### WHAT YOU ARE ASKED TO DO:
From the records below, copy the lines that include "cases".
(RECORDS TO PROCESS Opens)
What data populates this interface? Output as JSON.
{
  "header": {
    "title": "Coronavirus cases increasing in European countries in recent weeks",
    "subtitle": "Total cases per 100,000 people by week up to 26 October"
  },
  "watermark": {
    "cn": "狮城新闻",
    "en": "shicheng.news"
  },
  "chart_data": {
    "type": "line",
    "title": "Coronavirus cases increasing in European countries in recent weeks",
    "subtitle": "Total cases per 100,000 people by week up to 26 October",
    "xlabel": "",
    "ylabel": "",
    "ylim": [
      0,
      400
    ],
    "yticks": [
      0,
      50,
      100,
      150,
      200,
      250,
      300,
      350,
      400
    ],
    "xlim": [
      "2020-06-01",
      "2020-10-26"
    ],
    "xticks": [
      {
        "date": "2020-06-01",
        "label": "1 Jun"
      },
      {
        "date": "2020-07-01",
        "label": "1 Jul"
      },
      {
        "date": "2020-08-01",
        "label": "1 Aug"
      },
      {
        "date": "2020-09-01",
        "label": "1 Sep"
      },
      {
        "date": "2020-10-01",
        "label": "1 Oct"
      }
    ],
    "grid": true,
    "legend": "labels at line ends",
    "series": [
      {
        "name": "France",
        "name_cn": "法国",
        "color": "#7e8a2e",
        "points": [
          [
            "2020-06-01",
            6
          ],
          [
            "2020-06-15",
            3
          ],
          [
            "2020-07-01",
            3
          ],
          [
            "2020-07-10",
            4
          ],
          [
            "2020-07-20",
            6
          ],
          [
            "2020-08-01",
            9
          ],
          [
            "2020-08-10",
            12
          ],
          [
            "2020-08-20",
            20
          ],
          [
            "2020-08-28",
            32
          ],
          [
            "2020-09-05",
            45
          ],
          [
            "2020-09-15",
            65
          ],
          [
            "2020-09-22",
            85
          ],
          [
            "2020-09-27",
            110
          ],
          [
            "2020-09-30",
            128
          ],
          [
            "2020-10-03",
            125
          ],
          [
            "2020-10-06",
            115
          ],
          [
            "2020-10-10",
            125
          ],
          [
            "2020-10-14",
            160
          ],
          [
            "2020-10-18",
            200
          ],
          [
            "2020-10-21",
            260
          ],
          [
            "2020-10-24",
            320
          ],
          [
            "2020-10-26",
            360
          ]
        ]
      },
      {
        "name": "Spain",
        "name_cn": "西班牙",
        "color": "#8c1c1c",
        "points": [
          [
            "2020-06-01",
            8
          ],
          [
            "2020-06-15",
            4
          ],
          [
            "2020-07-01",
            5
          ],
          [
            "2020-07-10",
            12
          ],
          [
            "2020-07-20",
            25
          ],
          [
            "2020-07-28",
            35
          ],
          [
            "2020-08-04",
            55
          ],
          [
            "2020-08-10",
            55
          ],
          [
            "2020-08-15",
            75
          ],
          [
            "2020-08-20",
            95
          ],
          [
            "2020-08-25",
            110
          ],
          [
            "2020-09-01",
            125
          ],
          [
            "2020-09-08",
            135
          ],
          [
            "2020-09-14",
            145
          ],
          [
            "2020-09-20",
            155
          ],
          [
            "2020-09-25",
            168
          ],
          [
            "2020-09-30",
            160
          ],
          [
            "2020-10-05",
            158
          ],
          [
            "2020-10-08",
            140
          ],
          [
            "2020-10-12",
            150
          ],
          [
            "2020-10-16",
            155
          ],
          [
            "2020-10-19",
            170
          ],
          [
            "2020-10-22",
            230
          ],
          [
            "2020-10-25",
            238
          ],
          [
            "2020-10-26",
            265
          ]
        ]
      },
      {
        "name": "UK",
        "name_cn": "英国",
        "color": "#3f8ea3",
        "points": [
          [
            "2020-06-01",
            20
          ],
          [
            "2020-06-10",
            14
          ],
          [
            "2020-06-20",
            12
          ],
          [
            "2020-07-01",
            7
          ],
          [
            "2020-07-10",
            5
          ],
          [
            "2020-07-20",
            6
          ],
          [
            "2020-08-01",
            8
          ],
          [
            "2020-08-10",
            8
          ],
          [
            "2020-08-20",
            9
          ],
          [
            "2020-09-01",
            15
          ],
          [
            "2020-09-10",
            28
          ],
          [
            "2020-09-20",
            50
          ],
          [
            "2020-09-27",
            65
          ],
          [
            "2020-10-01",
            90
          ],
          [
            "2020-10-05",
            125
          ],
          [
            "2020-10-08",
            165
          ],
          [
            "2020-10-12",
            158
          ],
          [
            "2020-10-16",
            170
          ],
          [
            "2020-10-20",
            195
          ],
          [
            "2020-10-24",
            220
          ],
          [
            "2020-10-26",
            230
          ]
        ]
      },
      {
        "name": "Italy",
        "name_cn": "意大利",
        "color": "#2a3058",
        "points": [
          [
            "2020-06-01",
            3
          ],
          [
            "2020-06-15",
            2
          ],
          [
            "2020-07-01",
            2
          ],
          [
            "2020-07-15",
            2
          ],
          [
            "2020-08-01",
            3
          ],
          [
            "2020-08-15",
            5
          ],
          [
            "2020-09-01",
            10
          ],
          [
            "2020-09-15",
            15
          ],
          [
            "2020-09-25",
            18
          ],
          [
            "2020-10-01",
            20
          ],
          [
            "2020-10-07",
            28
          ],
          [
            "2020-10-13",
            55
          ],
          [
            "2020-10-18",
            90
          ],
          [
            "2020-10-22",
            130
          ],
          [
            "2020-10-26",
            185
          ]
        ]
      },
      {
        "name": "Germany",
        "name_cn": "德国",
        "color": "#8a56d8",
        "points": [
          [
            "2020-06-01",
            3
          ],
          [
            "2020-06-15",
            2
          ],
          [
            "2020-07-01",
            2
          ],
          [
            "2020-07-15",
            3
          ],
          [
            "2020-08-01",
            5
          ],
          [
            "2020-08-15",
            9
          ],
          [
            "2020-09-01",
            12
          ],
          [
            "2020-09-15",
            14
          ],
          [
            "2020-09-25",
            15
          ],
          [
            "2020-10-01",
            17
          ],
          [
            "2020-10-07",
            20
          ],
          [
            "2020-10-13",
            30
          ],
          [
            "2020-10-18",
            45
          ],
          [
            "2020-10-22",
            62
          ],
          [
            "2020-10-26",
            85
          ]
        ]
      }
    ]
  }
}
(RECORDS TO PROCESS Closes)
### REPLY:
    "title": "Coronavirus cases increasing in European countries in recent weeks",
    "subtitle": "Total cases per 100,000 people by week up to 26 October"
    "title": "Coronavirus cases increasing in European countries in recent weeks",
    "subtitle": "Total cases per 100,000 people by week up to 26 October",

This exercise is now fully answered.